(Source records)
◇ ◇ ◇

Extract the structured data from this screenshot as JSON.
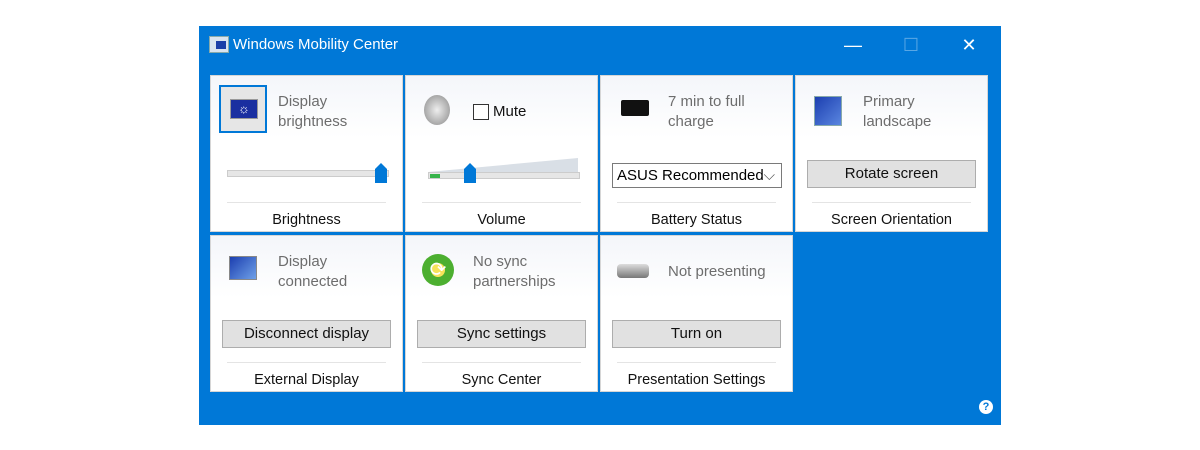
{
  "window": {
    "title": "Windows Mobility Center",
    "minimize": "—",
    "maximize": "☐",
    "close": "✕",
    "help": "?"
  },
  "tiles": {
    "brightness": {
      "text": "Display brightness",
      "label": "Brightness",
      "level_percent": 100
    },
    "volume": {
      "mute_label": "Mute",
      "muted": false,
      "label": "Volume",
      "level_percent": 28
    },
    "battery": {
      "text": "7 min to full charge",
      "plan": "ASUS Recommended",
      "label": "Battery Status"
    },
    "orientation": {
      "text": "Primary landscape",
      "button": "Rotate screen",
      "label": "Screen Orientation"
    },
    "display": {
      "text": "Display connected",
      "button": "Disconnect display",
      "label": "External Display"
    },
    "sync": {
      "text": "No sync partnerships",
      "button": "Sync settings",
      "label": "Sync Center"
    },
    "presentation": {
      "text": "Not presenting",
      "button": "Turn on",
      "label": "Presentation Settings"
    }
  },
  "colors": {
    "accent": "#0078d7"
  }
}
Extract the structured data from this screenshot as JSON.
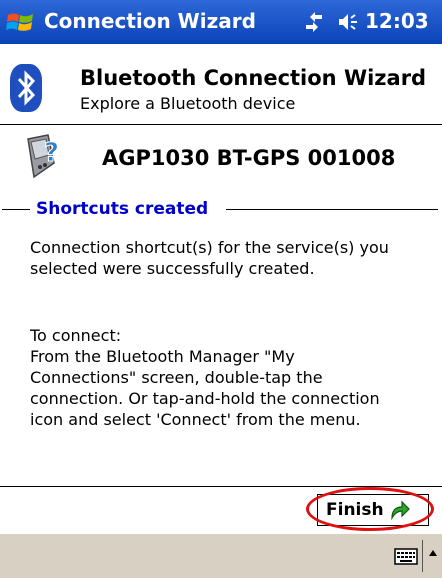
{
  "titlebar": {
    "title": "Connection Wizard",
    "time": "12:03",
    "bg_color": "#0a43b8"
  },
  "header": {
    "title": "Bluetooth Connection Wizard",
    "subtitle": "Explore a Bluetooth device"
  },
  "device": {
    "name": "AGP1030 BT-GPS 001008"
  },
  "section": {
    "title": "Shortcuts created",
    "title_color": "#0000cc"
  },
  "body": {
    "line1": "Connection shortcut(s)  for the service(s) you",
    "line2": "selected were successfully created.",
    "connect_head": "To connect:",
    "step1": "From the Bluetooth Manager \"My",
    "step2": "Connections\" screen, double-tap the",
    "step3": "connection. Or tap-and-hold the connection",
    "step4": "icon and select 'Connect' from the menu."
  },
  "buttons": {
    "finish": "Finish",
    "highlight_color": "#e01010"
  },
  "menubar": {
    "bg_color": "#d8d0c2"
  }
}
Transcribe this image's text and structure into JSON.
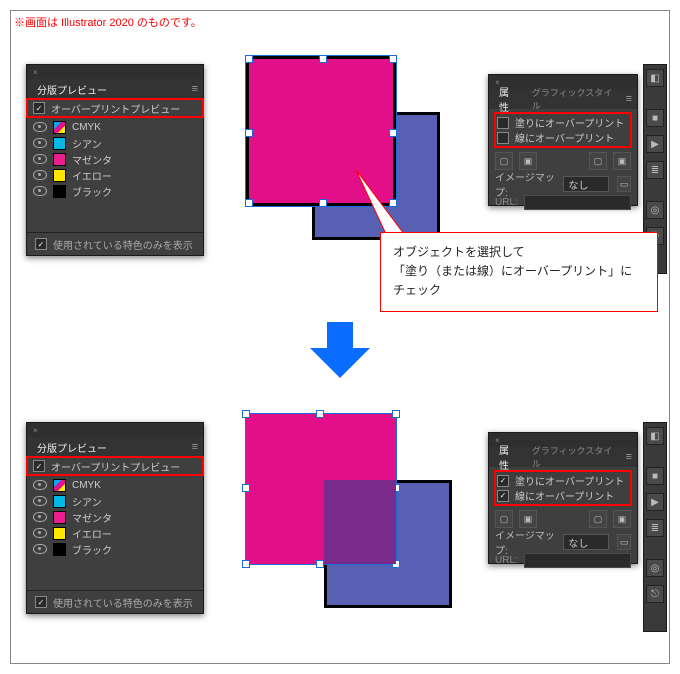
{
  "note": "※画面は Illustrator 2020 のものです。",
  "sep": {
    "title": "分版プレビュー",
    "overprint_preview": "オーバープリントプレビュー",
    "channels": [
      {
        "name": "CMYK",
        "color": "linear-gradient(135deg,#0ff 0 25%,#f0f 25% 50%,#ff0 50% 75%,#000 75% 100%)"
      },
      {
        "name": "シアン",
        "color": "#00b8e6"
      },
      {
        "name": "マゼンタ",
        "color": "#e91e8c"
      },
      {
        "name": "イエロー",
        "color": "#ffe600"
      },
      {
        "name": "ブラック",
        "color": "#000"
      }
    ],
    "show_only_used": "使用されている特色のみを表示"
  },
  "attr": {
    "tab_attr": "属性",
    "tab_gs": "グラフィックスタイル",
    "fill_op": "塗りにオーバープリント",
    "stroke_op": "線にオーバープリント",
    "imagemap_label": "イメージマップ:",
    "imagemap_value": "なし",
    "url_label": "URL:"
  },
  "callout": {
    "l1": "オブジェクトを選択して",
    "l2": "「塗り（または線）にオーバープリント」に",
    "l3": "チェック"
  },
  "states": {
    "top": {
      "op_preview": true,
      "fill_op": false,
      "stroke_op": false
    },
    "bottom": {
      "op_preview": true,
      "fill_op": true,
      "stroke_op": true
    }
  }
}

◇ ◇ ◇

## Given problem
Repeat all of the records verbatim, leaving out the pictures.

## Result of the task
Extract the structured data from this screenshot as JSON.
{
  "window": {
    "title": "Windows Mobility Center",
    "minimize": "—",
    "maximize": "☐",
    "close": "✕",
    "help": "?"
  },
  "tiles": {
    "brightness": {
      "text": "Display brightness",
      "label": "Brightness",
      "level_percent": 100
    },
    "volume": {
      "mute_label": "Mute",
      "muted": false,
      "label": "Volume",
      "level_percent": 28
    },
    "battery": {
      "text": "7 min to full charge",
      "plan": "ASUS Recommended",
      "label": "Battery Status"
    },
    "orientation": {
      "text": "Primary landscape",
      "button": "Rotate screen",
      "label": "Screen Orientation"
    },
    "display": {
      "text": "Display connected",
      "button": "Disconnect display",
      "label": "External Display"
    },
    "sync": {
      "text": "No sync partnerships",
      "button": "Sync settings",
      "label": "Sync Center"
    },
    "presentation": {
      "text": "Not presenting",
      "button": "Turn on",
      "label": "Presentation Settings"
    }
  },
  "colors": {
    "accent": "#0078d7"
  }
}
Extract the structured data from this screenshot as JSON.
{
  "titlebar": {
    "title": "Connection Wizard",
    "time": "12:03",
    "bg_color": "#0a43b8"
  },
  "header": {
    "title": "Bluetooth Connection Wizard",
    "subtitle": "Explore a Bluetooth device"
  },
  "device": {
    "name": "AGP1030 BT-GPS 001008"
  },
  "section": {
    "title": "Shortcuts created",
    "title_color": "#0000cc"
  },
  "body": {
    "line1": "Connection shortcut(s)  for the service(s) you",
    "line2": "selected were successfully created.",
    "connect_head": "To connect:",
    "step1": "From the Bluetooth Manager \"My",
    "step2": "Connections\" screen, double-tap the",
    "step3": "connection. Or tap-and-hold the connection",
    "step4": "icon and select 'Connect' from the menu."
  },
  "buttons": {
    "finish": "Finish",
    "highlight_color": "#e01010"
  },
  "menubar": {
    "bg_color": "#d8d0c2"
  }
}
Transcribe this image's text and structure into JSON.
{
  "note": "※画面は Illustrator 2020 のものです。",
  "sep": {
    "title": "分版プレビュー",
    "overprint_preview": "オーバープリントプレビュー",
    "channels": [
      {
        "name": "CMYK",
        "color": "linear-gradient(135deg,#0ff 0 25%,#f0f 25% 50%,#ff0 50% 75%,#000 75% 100%)"
      },
      {
        "name": "シアン",
        "color": "#00b8e6"
      },
      {
        "name": "マゼンタ",
        "color": "#e91e8c"
      },
      {
        "name": "イエロー",
        "color": "#ffe600"
      },
      {
        "name": "ブラック",
        "color": "#000"
      }
    ],
    "show_only_used": "使用されている特色のみを表示"
  },
  "attr": {
    "tab_attr": "属性",
    "tab_gs": "グラフィックスタイル",
    "fill_op": "塗りにオーバープリント",
    "stroke_op": "線にオーバープリント",
    "imagemap_label": "イメージマップ:",
    "imagemap_value": "なし",
    "url_label": "URL:"
  },
  "callout": {
    "l1": "オブジェクトを選択して",
    "l2": "「塗り（または線）にオーバープリント」に",
    "l3": "チェック"
  },
  "states": {
    "top": {
      "op_preview": true,
      "fill_op": false,
      "stroke_op": false
    },
    "bottom": {
      "op_preview": true,
      "fill_op": true,
      "stroke_op": true
    }
  }
}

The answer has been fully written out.